Ah, it reminds me of big mama... not sure if you have seen that movie but its funny. I might watch Norbit, it looks pretty funny! 

That bunny picture is cute!


----------



## whitelop

Mean Bunnies...


----------



## Katielovesleo3

Oh yes loved Big Mamas house! 
AHAHAHA, love the Mean Bunnies! x'D 
Just fed the buns their supper, they were very ran today, I'm proud of them. Phoebe has a new interest in watching Beau now (yes he's back again) and Beau just loves it and tries to push his way through the gate. Shame shame. Lol.


----------



## Katielovesleo3

Wasssssup everyone?!  been missing everyone but have been busy with starting up the new business. Got my logo! I shall show you all soon, also I have a Facebook page in which you're all more than welcome to "like" because clicker training doesn't just apply to dogs, it applies to all animals! www.facebook.com/SouthernPawsTraining 
Today I groomed the rabbits! They are mad but oh don't they look snazzy now! I am so glad I decided to brush them outside. It was horrible. The fur was flying everywhere. I couldn't contain it! It stuck to my clothes and I looked like a yeti! Fur went up my nose and stuck to my eyelashes and got in my eyeballs! Owww! And I could have made 10 wigs geez! Fur just kept coming out of Buster! But I groomed him for an hour and he looks thinner and super cute now! I also clipped their nails. Oh and Phoebe weighs 6.5 lbs! Oink! 

Now for some pictures!


----------



## Katielovesleo3

Very upset after being brushed....however not too upset to eat carrot tops lol


----------



## Katielovesleo3

Begging for raisins because apparently one raisin is NOT enough!!!!!! Then he not my pants and ran off and gave me the butt


----------



## Katielovesleo3

Funny hehehehehe!


----------



## Pipsqueak

Yay you're back lol.  Oh man I hear ya about the grooming lol, Smokey's fur just never ends!! I love the pictures lol, Phoebe's grump face would make even Oliva proud.


----------



## Ilovemyrabbit

Good to see you back Katie! I know what you mean about their fur getting everywhere. Ash is shedding right now and man his fur is so annoying! lol. It blows in my face and makes me cough. Its so annoying. I love those pics, Buster and Phoebe are so cute! I really like that last picture too. Its really funny!


----------



## PaGal

The dog pic is too funny!

The buns look gorgeous as always! Thumper is shedding as well. He is making it hard to groom because he would rather play chase right now then just lay down while I get his loose hair. I think he's just excited by his two new friends.


----------



## whitelop

Am I the only one who doesn't have a bun who sheds to much? Ellie doesn't shed like that, or maybe she just hasn't gone through a full molt yet? Oh god, if she hasn't watch her go completely bald then regrow her fur. That would be appropriate for her. 
My dog on the other hand is a completely different story. I brushed him yesterday for like 30 minutes and brushed enough fur out for like 3 dogs. It was crazy. I had black yoga pants on and they were blond when I was done. I need to wet brush him, that usually helps. 

Your buns are so adorable! They're so pretty and Phoebe is a hoss! LOL


----------



## Pipsqueak

Olivia and Pip don't shed very much at all which is nice lol. Rudy is suuch a pain to brush when he's shedding. He's like a sheep...


----------



## Katielovesleo3

Right?! Phoebe wasn't near as bad as Buster, crazy-wise and also fur-wise.

Data entries
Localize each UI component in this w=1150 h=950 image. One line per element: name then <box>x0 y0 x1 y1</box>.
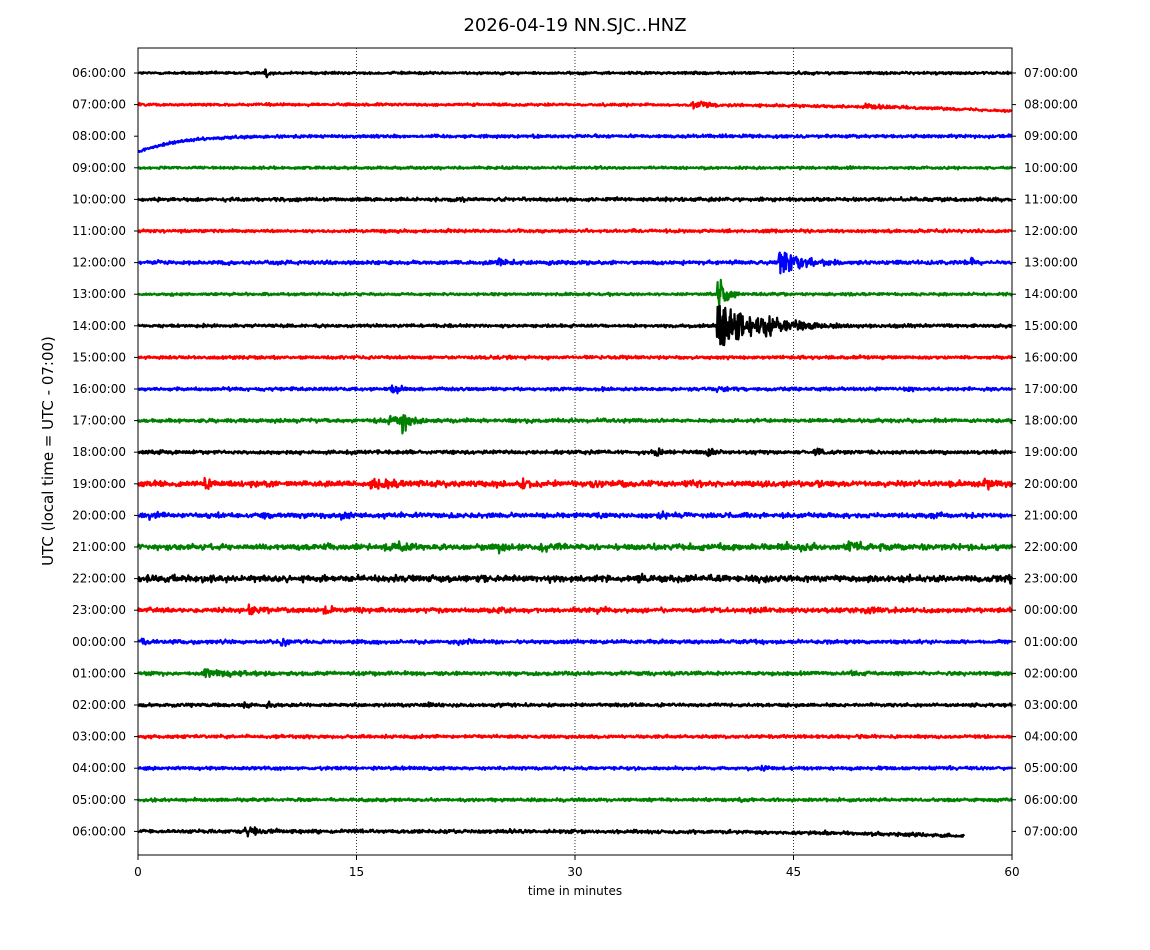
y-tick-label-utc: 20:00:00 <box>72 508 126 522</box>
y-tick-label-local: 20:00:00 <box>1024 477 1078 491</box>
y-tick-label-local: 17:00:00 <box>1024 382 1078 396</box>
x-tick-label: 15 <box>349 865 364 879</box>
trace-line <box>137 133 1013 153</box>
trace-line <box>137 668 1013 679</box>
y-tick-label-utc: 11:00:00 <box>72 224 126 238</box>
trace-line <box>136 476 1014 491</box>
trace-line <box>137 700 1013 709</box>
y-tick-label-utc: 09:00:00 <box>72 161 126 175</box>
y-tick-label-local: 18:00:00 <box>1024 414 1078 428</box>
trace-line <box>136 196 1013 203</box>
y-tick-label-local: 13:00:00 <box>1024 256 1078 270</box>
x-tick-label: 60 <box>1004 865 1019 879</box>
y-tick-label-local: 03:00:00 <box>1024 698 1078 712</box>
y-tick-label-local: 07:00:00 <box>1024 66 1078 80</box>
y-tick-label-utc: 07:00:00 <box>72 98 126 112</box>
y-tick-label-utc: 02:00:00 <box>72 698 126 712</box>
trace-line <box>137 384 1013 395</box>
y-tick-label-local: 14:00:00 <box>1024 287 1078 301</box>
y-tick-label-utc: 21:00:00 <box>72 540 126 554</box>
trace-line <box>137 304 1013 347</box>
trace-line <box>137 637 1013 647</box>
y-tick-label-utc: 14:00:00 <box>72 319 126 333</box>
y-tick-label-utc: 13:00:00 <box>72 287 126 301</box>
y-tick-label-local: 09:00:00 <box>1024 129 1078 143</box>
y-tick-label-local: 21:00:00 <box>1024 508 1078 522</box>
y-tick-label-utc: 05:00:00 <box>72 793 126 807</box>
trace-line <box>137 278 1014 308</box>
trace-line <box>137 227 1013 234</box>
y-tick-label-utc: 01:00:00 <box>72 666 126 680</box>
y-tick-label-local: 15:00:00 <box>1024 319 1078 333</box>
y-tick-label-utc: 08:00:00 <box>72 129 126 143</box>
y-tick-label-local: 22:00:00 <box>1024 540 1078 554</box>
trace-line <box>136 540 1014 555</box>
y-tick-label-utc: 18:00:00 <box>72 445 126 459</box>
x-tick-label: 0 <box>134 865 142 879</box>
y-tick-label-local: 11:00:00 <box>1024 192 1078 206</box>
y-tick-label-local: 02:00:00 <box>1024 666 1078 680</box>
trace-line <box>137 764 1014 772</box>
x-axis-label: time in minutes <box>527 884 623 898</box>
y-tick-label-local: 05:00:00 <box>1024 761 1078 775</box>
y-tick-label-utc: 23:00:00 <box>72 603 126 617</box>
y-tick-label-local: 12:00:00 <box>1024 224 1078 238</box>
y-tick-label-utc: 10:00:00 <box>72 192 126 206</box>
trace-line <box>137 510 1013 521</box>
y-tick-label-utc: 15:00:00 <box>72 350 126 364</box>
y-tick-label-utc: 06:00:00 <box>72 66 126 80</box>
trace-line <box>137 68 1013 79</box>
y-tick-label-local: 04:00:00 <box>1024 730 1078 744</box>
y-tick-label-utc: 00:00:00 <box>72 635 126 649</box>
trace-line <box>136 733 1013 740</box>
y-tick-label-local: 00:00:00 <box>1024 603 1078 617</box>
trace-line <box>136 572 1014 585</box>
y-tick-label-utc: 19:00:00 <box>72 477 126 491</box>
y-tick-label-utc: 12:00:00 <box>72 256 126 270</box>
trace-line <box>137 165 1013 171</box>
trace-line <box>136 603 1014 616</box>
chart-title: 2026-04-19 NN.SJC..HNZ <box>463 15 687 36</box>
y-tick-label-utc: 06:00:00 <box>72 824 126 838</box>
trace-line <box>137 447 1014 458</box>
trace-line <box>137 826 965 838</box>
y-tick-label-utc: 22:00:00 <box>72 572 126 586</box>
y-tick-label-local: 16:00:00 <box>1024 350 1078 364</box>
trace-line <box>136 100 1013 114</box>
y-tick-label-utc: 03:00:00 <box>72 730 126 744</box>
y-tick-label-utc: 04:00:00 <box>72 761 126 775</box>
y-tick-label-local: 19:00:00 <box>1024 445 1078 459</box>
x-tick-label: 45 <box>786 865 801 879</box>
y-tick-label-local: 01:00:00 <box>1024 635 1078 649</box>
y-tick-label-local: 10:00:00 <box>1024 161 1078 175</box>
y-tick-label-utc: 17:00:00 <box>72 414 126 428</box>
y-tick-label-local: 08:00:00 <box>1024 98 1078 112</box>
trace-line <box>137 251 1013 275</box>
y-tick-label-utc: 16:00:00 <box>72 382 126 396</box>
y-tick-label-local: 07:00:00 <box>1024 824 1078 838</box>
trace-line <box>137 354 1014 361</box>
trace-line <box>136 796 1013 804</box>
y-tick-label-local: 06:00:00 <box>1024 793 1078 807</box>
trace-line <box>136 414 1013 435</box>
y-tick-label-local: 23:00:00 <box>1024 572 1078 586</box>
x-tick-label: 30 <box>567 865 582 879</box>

--

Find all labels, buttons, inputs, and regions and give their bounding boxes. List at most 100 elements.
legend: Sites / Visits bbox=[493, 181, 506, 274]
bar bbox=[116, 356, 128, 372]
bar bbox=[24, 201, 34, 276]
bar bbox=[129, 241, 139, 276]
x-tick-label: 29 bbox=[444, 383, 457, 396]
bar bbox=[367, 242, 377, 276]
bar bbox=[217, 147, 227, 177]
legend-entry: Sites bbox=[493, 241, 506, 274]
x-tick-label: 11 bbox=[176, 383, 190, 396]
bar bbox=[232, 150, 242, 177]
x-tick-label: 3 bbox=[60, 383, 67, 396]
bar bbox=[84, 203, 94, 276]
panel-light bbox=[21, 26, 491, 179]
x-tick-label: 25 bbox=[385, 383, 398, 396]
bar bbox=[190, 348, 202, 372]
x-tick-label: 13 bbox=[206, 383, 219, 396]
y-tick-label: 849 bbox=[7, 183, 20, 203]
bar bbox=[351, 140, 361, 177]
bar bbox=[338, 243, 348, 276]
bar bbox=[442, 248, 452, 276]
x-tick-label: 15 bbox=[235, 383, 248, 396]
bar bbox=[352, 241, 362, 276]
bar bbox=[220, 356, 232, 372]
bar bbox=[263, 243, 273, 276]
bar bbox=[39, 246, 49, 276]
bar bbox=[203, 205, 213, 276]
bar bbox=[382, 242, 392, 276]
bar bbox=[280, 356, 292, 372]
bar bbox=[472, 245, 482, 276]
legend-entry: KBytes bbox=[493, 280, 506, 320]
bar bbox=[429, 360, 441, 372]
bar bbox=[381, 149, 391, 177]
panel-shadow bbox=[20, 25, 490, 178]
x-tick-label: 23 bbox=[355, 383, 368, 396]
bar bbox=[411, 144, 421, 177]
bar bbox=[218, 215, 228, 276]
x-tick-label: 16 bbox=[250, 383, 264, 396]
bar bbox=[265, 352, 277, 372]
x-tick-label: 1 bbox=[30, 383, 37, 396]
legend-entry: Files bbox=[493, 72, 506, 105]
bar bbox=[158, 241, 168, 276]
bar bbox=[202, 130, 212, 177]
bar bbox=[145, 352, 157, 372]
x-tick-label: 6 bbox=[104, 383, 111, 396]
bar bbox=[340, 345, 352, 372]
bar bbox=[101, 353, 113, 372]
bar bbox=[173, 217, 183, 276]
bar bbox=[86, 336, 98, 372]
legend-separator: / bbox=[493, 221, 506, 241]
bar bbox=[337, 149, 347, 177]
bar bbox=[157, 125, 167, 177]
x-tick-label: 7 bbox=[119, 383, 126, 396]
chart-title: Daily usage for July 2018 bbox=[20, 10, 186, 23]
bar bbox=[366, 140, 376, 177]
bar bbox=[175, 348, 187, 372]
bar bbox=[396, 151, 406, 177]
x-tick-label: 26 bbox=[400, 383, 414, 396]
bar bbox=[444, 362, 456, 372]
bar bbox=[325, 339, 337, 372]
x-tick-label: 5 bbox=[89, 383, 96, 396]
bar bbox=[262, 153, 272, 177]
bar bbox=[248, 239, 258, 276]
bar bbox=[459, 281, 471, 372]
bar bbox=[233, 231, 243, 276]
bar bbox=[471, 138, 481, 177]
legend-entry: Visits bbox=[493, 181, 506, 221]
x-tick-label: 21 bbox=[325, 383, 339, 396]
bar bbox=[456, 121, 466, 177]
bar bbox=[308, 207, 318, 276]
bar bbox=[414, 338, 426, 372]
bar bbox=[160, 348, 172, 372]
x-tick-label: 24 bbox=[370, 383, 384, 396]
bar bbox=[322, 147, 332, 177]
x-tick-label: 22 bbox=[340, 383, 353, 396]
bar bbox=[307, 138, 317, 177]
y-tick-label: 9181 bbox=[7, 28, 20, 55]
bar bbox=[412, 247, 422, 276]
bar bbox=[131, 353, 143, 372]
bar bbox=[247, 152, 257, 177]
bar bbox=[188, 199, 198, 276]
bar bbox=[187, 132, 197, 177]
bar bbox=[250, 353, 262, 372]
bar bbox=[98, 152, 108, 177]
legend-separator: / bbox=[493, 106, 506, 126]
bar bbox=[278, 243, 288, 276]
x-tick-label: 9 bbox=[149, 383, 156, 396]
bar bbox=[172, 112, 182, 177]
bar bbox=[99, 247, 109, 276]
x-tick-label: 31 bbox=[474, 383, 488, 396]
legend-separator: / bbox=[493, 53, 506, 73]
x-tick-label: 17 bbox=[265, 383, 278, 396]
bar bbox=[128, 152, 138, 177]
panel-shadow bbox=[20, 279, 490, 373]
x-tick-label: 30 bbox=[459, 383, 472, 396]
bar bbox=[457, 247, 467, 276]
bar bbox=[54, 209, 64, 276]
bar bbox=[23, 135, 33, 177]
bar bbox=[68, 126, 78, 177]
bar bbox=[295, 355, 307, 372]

==

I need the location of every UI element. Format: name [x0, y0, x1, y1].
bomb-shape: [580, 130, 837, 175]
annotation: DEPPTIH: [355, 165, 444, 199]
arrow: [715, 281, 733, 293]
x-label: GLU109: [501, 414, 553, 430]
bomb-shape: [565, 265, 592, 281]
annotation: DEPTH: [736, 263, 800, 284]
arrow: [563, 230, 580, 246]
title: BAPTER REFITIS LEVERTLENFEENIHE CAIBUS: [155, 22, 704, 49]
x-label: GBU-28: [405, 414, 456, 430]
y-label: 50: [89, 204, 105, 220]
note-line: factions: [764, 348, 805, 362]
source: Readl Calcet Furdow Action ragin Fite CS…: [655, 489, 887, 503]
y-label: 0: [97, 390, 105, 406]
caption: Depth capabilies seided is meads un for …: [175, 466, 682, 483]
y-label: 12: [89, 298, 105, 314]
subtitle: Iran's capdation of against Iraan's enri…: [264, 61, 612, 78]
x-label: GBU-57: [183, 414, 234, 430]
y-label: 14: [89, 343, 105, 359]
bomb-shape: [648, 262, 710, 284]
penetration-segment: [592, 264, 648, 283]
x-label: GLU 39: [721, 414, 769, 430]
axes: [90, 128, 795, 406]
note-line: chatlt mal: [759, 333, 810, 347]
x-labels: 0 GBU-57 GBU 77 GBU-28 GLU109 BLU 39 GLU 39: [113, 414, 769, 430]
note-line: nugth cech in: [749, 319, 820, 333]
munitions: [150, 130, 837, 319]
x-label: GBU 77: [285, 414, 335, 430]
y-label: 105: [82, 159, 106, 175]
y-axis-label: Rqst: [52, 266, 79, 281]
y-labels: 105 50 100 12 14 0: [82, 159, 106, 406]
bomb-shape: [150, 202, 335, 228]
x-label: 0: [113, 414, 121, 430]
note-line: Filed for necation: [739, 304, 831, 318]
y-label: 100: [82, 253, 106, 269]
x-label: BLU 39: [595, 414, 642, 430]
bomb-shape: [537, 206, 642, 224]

What to work on
1 - Rewrite the part of the rabbit thread that begins at the words "The dog pic" and stops after "two new friends.", using "Smokey" in place of "Thumper".
2 - Write the next part of the rabbit thread, picking up after its final post.

Answers given
1 -
The dog pic is too funny!

The buns look gorgeous as always! Smokey is shedding as well. He is making it hard to groom because he would rather play chase right now then just lay down while I get his loose hair. I think he's just excited by his two new friends.

2 -
Glad to be back too! I'll try to be in touch more but you know how it is. Then Beau is coming this week again :/ I think he's almost done with his beginner training! 

Also, check it out. another family member is shot by a police officer.

http://www.khou.com/news/cnn/HPD-officer-shoots-pet-boxer-after-alleged-attack--214672271.html


----------



## whitelop

I can't even read that story, but I think its such BS that cops shoot Boxers. They're big but they're like the least threatening dogs. My Dingo, poses more of a threat then any Boxer I've ever met. He **** near attacked my husband the other day! The hub came in and the dog didn't hear the car, so all her heard was someone walk in the door and the door hit a toy. Woody jumped up, hackles raises and his deep manly growl happening. My hub was like "Jesus dog, its ME!" But it still took him a minute to calm down, LOL. 
Sometimes I really think that the cops over react. They sick their dogs on us, why can't we have dogs who protect our houses? Makes no freaking sense to me.


----------



## Katielovesleo3

Exactly. Not saying there aren't boxers who dont have behavior problems but seriously, would these kids lie? I highly doubt it. Just terrible. 
Lol, Rosco does that too and people get so scared and they go back out the door hahahaha! Suckers!


----------



## Chrisdoc

that´s such a sad story. We had boxes when I was younger and they were all great family dogs, never vicious or threatening and great with kids. 

Mine love craisins, they´d eat the whole bag if I let them lol.


----------



## Chrisdoc

Just been back to look at the pics....both buns looks great, do I love Buster´s cute little face...yeaaahhh. Phoebe is looking gorgeous as well.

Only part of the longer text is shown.